• _Task to carry out_:
Write out the entire listing below exactly, with the pictures left out.

• _Information shown_:
**********
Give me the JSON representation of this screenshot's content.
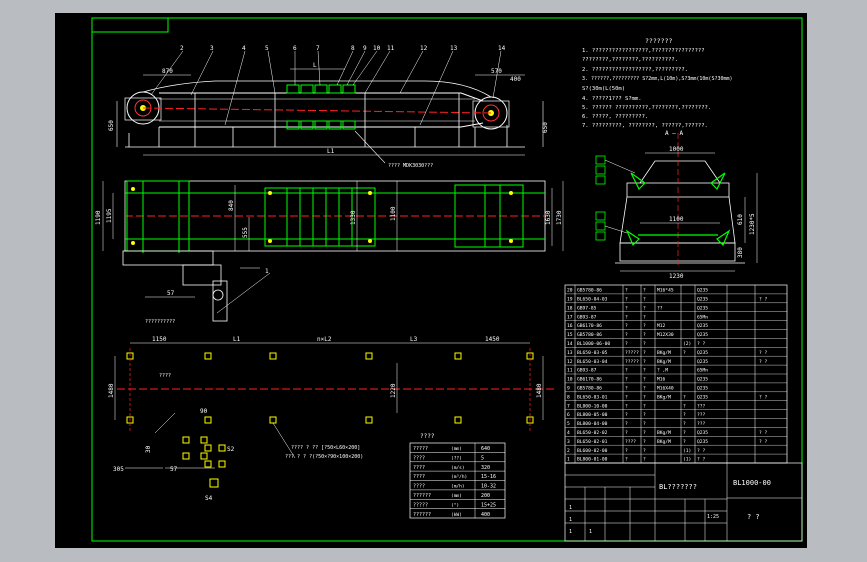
{
  "tech_notes": {
    "title": "???????",
    "lines": [
      "1. ?????????????????,????????????????",
      "   ????????,????????,??????????.",
      "2. ??????????????????,?????????.",
      "3. ??????,?????????    S?2mm,L(10m),S?3mm(10m(S?30mm)",
      "   S?(30m(L(50m)",
      "4. ?????1???          S?mm.",
      "5. ??????  ??????????,????????,????????.",
      "6. ?????, ?????????.",
      "7. ?????????, ????????, ??????,??????."
    ]
  },
  "section_label": "A — A",
  "main_view_labels": {
    "part_numbers": [
      "2",
      "3",
      "4",
      "5",
      "6",
      "7",
      "8",
      "9",
      "10",
      "11",
      "12",
      "13",
      "14"
    ],
    "dim_870": "870",
    "dim_570": "570",
    "dim_400": "400",
    "dim_L": "L",
    "dim_L1": "L1",
    "dim_650_left": "650",
    "dim_650_right": "650",
    "chain_note": "???? MDK3030???",
    "foundation_note": "??????????"
  },
  "plan_view_dims": [
    "1190",
    "1195",
    "840",
    "555",
    "1330",
    "1100",
    "1630",
    "1730",
    "57",
    "1"
  ],
  "foundation_dims": [
    "1150",
    "L1",
    "n×L2",
    "L3",
    "1450",
    "1480",
    "1220",
    "1480",
    "????",
    "305",
    "57",
    "90",
    "30",
    "S4",
    "S2"
  ],
  "anchor_note_1": "???? ?  ?? [?50×L60×200]",
  "anchor_note_2": "??? ? ? ?(?50×?90×100×200)",
  "section_dims": [
    "1000",
    "1100",
    "1230",
    "610",
    "1230*5",
    "380"
  ],
  "param_table": {
    "title": "????",
    "rows": [
      {
        "name": "?????",
        "unit": "(mm)",
        "value": "640"
      },
      {
        "name": "????",
        "unit": "(??)",
        "value": "5"
      },
      {
        "name": "????",
        "unit": "(m/s)",
        "value": "320"
      },
      {
        "name": "????",
        "unit": "(m³/h)",
        "value": "15-16"
      },
      {
        "name": "????",
        "unit": "(m/h)",
        "value": "10-32"
      },
      {
        "name": "??????",
        "unit": "(mm)",
        "value": "200"
      },
      {
        "name": "?????",
        "unit": "(°)",
        "value": "15+25"
      },
      {
        "name": "??????",
        "unit": "(kW)",
        "value": "400"
      }
    ]
  },
  "parts_list": [
    [
      "20",
      "GB5780-86",
      "?",
      "?",
      "M16*45",
      "",
      "Q235",
      "",
      ""
    ],
    [
      "19",
      "BL650-04-03",
      "?",
      "?",
      "",
      "",
      "Q235",
      "",
      "? ?"
    ],
    [
      "18",
      "GB97-85",
      "?",
      "?",
      "??",
      "",
      "Q235",
      "",
      ""
    ],
    [
      "17",
      "GB93-87",
      "?",
      "?",
      "",
      "",
      "65Mn",
      "",
      ""
    ],
    [
      "16",
      "GB6170-86",
      "?",
      "?",
      "M12",
      "",
      "Q235",
      "",
      ""
    ],
    [
      "15",
      "GB5780-86",
      "?",
      "?",
      "M12X30",
      "",
      "Q235",
      "",
      ""
    ],
    [
      "14",
      "BL1000-06-00",
      "?",
      "?",
      "",
      "(2)",
      "? ?",
      "",
      ""
    ],
    [
      "13",
      "BL650-03-05",
      "?????",
      "?",
      "BKg/M",
      "?",
      "Q235",
      "",
      "? ?"
    ],
    [
      "12",
      "BL650-03-04",
      "?????",
      "?",
      "BKg/M",
      "",
      "Q235",
      "",
      "? ?"
    ],
    [
      "11",
      "GB93-87",
      "?",
      "?",
      "?  ,M",
      "",
      "65Mn",
      "",
      ""
    ],
    [
      "10",
      "GB6170-86",
      "?",
      "?",
      "M16",
      "",
      "Q235",
      "",
      ""
    ],
    [
      "9",
      "GB5780-86",
      "?",
      "?",
      "M16X40",
      "",
      "Q235",
      "",
      ""
    ],
    [
      "8",
      "BL650-03-01",
      "?",
      "?",
      "BKg/M",
      "?",
      "Q235",
      "",
      "? ?"
    ],
    [
      "7",
      "BL800-10-00",
      "?",
      "?",
      "",
      "?",
      "???",
      "",
      ""
    ],
    [
      "6",
      "BL800-05-00",
      "?",
      "?",
      "",
      "?",
      "???",
      "",
      ""
    ],
    [
      "5",
      "BL800-04-00",
      "?",
      "?",
      "",
      "?",
      "???",
      "",
      ""
    ],
    [
      "4",
      "BL650-02-02",
      "?",
      "?",
      "BKg/M",
      "?",
      "Q235",
      "",
      "? ?"
    ],
    [
      "3",
      "BL650-02-01",
      "????",
      "?",
      "BKg/M",
      "?",
      "Q235",
      "",
      "? ?"
    ],
    [
      "2",
      "BL600-02-00",
      "?",
      "?",
      "",
      "(1)",
      "? ?",
      "",
      ""
    ],
    [
      "1",
      "BL800-01-00",
      "?",
      "?",
      "",
      "(1)",
      "? ?",
      "",
      ""
    ]
  ],
  "title_block": {
    "drawing_name": "BL???????",
    "drawing_number": "BL1000-00",
    "scale_label": "? ?",
    "company": "",
    "misc_cells": [
      "1:25",
      "1",
      "1",
      "1",
      "1"
    ]
  },
  "colors": {
    "background": "#000000",
    "frame": "#00ff00",
    "lines": "#ffffff",
    "centerline": "#ff0000",
    "highlight": "#ffff00",
    "dims": "#00ffff"
  }
}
**********
• _Result for this exercise_:
Give me the JSON representation of this screenshot's content.
{
  "tech_notes": {
    "title": "???????",
    "lines": [
      "1. ?????????????????,????????????????",
      "   ????????,????????,??????????.",
      "2. ??????????????????,?????????.",
      "3. ??????,?????????    S?2mm,L(10m),S?3mm(10m(S?30mm)",
      "   S?(30m(L(50m)",
      "4. ?????1???          S?mm.",
      "5. ??????  ??????????,????????,????????.",
      "6. ?????, ?????????.",
      "7. ?????????, ????????, ??????,??????."
    ]
  },
  "section_label": "A — A",
  "main_view_labels": {
    "part_numbers": [
      "2",
      "3",
      "4",
      "5",
      "6",
      "7",
      "8",
      "9",
      "10",
      "11",
      "12",
      "13",
      "14"
    ],
    "dim_870": "870",
    "dim_570": "570",
    "dim_400": "400",
    "dim_L": "L",
    "dim_L1": "L1",
    "dim_650_left": "650",
    "dim_650_right": "650",
    "chain_note": "???? MDK3030???",
    "foundation_note": "??????????"
  },
  "plan_view_dims": [
    "1190",
    "1195",
    "840",
    "555",
    "1330",
    "1100",
    "1630",
    "1730",
    "57",
    "1"
  ],
  "foundation_dims": [
    "1150",
    "L1",
    "n×L2",
    "L3",
    "1450",
    "1480",
    "1220",
    "1480",
    "????",
    "305",
    "57",
    "90",
    "30",
    "S4",
    "S2"
  ],
  "anchor_note_1": "???? ?  ?? [?50×L60×200]",
  "anchor_note_2": "??? ? ? ?(?50×?90×100×200)",
  "section_dims": [
    "1000",
    "1100",
    "1230",
    "610",
    "1230*5",
    "380"
  ],
  "param_table": {
    "title": "????",
    "rows": [
      {
        "name": "?????",
        "unit": "(mm)",
        "value": "640"
      },
      {
        "name": "????",
        "unit": "(??)",
        "value": "5"
      },
      {
        "name": "????",
        "unit": "(m/s)",
        "value": "320"
      },
      {
        "name": "????",
        "unit": "(m³/h)",
        "value": "15-16"
      },
      {
        "name": "????",
        "unit": "(m/h)",
        "value": "10-32"
      },
      {
        "name": "??????",
        "unit": "(mm)",
        "value": "200"
      },
      {
        "name": "?????",
        "unit": "(°)",
        "value": "15+25"
      },
      {
        "name": "??????",
        "unit": "(kW)",
        "value": "400"
      }
    ]
  },
  "parts_list": [
    [
      "20",
      "GB5780-86",
      "?",
      "?",
      "M16*45",
      "",
      "Q235",
      "",
      ""
    ],
    [
      "19",
      "BL650-04-03",
      "?",
      "?",
      "",
      "",
      "Q235",
      "",
      "? ?"
    ],
    [
      "18",
      "GB97-85",
      "?",
      "?",
      "??",
      "",
      "Q235",
      "",
      ""
    ],
    [
      "17",
      "GB93-87",
      "?",
      "?",
      "",
      "",
      "65Mn",
      "",
      ""
    ],
    [
      "16",
      "GB6170-86",
      "?",
      "?",
      "M12",
      "",
      "Q235",
      "",
      ""
    ],
    [
      "15",
      "GB5780-86",
      "?",
      "?",
      "M12X30",
      "",
      "Q235",
      "",
      ""
    ],
    [
      "14",
      "BL1000-06-00",
      "?",
      "?",
      "",
      "(2)",
      "? ?",
      "",
      ""
    ],
    [
      "13",
      "BL650-03-05",
      "?????",
      "?",
      "BKg/M",
      "?",
      "Q235",
      "",
      "? ?"
    ],
    [
      "12",
      "BL650-03-04",
      "?????",
      "?",
      "BKg/M",
      "",
      "Q235",
      "",
      "? ?"
    ],
    [
      "11",
      "GB93-87",
      "?",
      "?",
      "?  ,M",
      "",
      "65Mn",
      "",
      ""
    ],
    [
      "10",
      "GB6170-86",
      "?",
      "?",
      "M16",
      "",
      "Q235",
      "",
      ""
    ],
    [
      "9",
      "GB5780-86",
      "?",
      "?",
      "M16X40",
      "",
      "Q235",
      "",
      ""
    ],
    [
      "8",
      "BL650-03-01",
      "?",
      "?",
      "BKg/M",
      "?",
      "Q235",
      "",
      "? ?"
    ],
    [
      "7",
      "BL800-10-00",
      "?",
      "?",
      "",
      "?",
      "???",
      "",
      ""
    ],
    [
      "6",
      "BL800-05-00",
      "?",
      "?",
      "",
      "?",
      "???",
      "",
      ""
    ],
    [
      "5",
      "BL800-04-00",
      "?",
      "?",
      "",
      "?",
      "???",
      "",
      ""
    ],
    [
      "4",
      "BL650-02-02",
      "?",
      "?",
      "BKg/M",
      "?",
      "Q235",
      "",
      "? ?"
    ],
    [
      "3",
      "BL650-02-01",
      "????",
      "?",
      "BKg/M",
      "?",
      "Q235",
      "",
      "? ?"
    ],
    [
      "2",
      "BL600-02-00",
      "?",
      "?",
      "",
      "(1)",
      "? ?",
      "",
      ""
    ],
    [
      "1",
      "BL800-01-00",
      "?",
      "?",
      "",
      "(1)",
      "? ?",
      "",
      ""
    ]
  ],
  "title_block": {
    "drawing_name": "BL???????",
    "drawing_number": "BL1000-00",
    "scale_label": "? ?",
    "company": "",
    "misc_cells": [
      "1:25",
      "1",
      "1",
      "1",
      "1"
    ]
  },
  "colors": {
    "background": "#000000",
    "frame": "#00ff00",
    "lines": "#ffffff",
    "centerline": "#ff0000",
    "highlight": "#ffff00",
    "dims": "#00ffff"
  }
}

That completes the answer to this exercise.